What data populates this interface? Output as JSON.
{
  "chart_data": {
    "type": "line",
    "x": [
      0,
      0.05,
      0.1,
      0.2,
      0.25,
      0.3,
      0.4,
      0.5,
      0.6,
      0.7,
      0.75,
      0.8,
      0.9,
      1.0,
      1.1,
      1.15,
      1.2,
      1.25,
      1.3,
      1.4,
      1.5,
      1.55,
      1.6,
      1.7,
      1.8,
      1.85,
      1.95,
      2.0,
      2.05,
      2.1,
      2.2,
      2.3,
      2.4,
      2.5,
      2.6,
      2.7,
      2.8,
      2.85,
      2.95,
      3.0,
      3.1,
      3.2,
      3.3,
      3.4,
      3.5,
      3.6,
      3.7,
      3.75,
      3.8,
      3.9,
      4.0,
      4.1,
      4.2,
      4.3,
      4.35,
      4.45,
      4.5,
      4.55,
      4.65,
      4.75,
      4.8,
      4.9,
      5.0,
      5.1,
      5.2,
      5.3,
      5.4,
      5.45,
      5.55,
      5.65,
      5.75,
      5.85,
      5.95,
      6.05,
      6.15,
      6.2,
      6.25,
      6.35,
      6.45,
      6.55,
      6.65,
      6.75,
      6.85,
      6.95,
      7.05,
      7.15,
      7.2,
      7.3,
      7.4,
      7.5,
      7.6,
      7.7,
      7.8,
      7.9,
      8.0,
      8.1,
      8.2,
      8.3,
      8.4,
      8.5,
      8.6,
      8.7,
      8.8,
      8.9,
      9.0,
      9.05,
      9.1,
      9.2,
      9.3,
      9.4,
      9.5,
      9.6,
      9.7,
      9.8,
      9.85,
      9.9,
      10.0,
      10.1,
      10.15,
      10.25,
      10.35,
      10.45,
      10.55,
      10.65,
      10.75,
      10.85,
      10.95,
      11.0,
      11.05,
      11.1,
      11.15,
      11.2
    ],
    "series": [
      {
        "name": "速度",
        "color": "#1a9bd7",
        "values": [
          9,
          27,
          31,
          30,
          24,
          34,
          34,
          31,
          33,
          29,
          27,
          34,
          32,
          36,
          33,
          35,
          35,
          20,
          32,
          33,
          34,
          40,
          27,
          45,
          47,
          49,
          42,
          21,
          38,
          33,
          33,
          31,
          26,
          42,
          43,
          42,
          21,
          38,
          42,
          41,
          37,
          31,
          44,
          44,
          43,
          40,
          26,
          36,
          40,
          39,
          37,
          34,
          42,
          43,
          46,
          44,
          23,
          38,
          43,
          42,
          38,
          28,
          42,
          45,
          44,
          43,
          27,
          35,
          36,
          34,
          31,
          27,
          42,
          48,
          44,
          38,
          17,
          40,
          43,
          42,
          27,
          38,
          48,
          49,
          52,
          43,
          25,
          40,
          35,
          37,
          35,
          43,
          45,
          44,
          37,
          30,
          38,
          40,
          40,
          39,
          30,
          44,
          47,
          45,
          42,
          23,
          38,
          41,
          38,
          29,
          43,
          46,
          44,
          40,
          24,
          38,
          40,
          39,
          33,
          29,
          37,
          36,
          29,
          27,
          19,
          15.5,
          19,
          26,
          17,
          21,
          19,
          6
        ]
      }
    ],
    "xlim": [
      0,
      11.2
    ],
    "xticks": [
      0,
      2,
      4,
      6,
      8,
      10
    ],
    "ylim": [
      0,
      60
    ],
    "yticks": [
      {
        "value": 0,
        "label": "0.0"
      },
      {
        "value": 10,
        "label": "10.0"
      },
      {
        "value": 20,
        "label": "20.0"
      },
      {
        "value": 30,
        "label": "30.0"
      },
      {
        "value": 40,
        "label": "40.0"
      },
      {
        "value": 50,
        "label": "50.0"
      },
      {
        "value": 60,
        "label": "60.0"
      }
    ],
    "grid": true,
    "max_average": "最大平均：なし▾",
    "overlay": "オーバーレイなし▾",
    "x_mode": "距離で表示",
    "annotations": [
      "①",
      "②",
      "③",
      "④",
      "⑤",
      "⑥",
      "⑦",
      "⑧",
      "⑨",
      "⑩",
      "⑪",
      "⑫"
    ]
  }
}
·····
__TO DO__
Search the entries for the string "label" and collect each line that has it.

__WRITTEN ANSWER__
        "label": "0.0"
        "label": "10.0"
        "label": "20.0"
        "label": "30.0"
        "label": "40.0"
        "label": "50.0"
        "label": "60.0"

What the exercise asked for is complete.